## BEGIN RECORDS FOR THE EXERCISE

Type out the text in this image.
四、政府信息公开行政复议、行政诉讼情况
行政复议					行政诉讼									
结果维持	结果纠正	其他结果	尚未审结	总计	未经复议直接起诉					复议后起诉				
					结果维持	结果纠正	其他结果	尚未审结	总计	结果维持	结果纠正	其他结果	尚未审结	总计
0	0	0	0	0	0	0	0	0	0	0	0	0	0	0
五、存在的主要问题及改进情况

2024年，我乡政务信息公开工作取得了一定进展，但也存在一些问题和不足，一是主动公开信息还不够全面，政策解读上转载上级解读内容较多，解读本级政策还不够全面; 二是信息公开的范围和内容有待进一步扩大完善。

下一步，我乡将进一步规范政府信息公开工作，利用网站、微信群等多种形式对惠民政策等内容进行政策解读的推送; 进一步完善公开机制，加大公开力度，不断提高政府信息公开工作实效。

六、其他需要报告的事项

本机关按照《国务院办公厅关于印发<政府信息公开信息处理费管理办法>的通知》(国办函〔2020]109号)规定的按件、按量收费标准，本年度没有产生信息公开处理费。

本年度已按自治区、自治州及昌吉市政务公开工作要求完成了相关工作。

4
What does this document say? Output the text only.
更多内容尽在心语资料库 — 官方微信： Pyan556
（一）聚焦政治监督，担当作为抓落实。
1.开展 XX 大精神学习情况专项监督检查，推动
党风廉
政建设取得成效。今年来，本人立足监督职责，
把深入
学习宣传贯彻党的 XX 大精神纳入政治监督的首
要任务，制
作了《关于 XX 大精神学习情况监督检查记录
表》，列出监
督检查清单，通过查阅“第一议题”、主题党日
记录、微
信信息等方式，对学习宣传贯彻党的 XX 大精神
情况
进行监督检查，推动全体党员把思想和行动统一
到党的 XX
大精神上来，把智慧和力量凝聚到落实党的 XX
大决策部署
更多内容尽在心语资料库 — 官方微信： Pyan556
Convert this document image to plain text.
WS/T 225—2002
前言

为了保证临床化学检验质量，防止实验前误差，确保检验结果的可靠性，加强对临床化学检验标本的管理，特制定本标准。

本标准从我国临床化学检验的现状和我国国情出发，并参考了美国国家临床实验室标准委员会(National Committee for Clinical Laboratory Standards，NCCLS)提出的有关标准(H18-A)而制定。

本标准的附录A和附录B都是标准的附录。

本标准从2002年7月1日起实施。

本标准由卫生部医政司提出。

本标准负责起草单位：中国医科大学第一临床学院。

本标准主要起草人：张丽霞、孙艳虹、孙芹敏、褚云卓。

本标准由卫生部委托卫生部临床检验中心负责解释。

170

## END RECORDS FOR THE EXERCISE

▶ _PROBLEM DETAILS_: Using the material above, print every entry exactly as written.

▶ _FINAL RESULT_:
Type out the text in this image.
四、政府信息公开行政复议、行政诉讼情况
行政复议					行政诉讼									
结果维持	结果纠正	其他结果	尚未审结	总计	未经复议直接起诉					复议后起诉				
					结果维持	结果纠正	其他结果	尚未审结	总计	结果维持	结果纠正	其他结果	尚未审结	总计
0	0	0	0	0	0	0	0	0	0	0	0	0	0	0
五、存在的主要问题及改进情况

2024年，我乡政务信息公开工作取得了一定进展，但也存在一些问题和不足，一是主动公开信息还不够全面，政策解读上转载上级解读内容较多，解读本级政策还不够全面; 二是信息公开的范围和内容有待进一步扩大完善。

下一步，我乡将进一步规范政府信息公开工作，利用网站、微信群等多种形式对惠民政策等内容进行政策解读的推送; 进一步完善公开机制，加大公开力度，不断提高政府信息公开工作实效。

六、其他需要报告的事项

本机关按照《国务院办公厅关于印发<政府信息公开信息处理费管理办法>的通知》(国办函〔2020]109号)规定的按件、按量收费标准，本年度没有产生信息公开处理费。

本年度已按自治区、自治州及昌吉市政务公开工作要求完成了相关工作。

4
What does this document say? Output the text only.
更多内容尽在心语资料库 — 官方微信： Pyan556
（一）聚焦政治监督，担当作为抓落实。
1.开展 XX 大精神学习情况专项监督检查，推动
党风廉
政建设取得成效。今年来，本人立足监督职责，
把深入
学习宣传贯彻党的 XX 大精神纳入政治监督的首
要任务，制
作了《关于 XX 大精神学习情况监督检查记录
表》，列出监
督检查清单，通过查阅“第一议题”、主题党日
记录、微
信信息等方式，对学习宣传贯彻党的 XX 大精神
情况
进行监督检查，推动全体党员把思想和行动统一
到党的 XX
大精神上来，把智慧和力量凝聚到落实党的 XX
大决策部署
更多内容尽在心语资料库 — 官方微信： Pyan556
Convert this document image to plain text.
WS/T 225—2002
前言

为了保证临床化学检验质量，防止实验前误差，确保检验结果的可靠性，加强对临床化学检验标本的管理，特制定本标准。

本标准从我国临床化学检验的现状和我国国情出发，并参考了美国国家临床实验室标准委员会(National Committee for Clinical Laboratory Standards，NCCLS)提出的有关标准(H18-A)而制定。

本标准的附录A和附录B都是标准的附录。

本标准从2002年7月1日起实施。

本标准由卫生部医政司提出。

本标准负责起草单位：中国医科大学第一临床学院。

本标准主要起草人：张丽霞、孙艳虹、孙芹敏、褚云卓。

本标准由卫生部委托卫生部临床检验中心负责解释。

170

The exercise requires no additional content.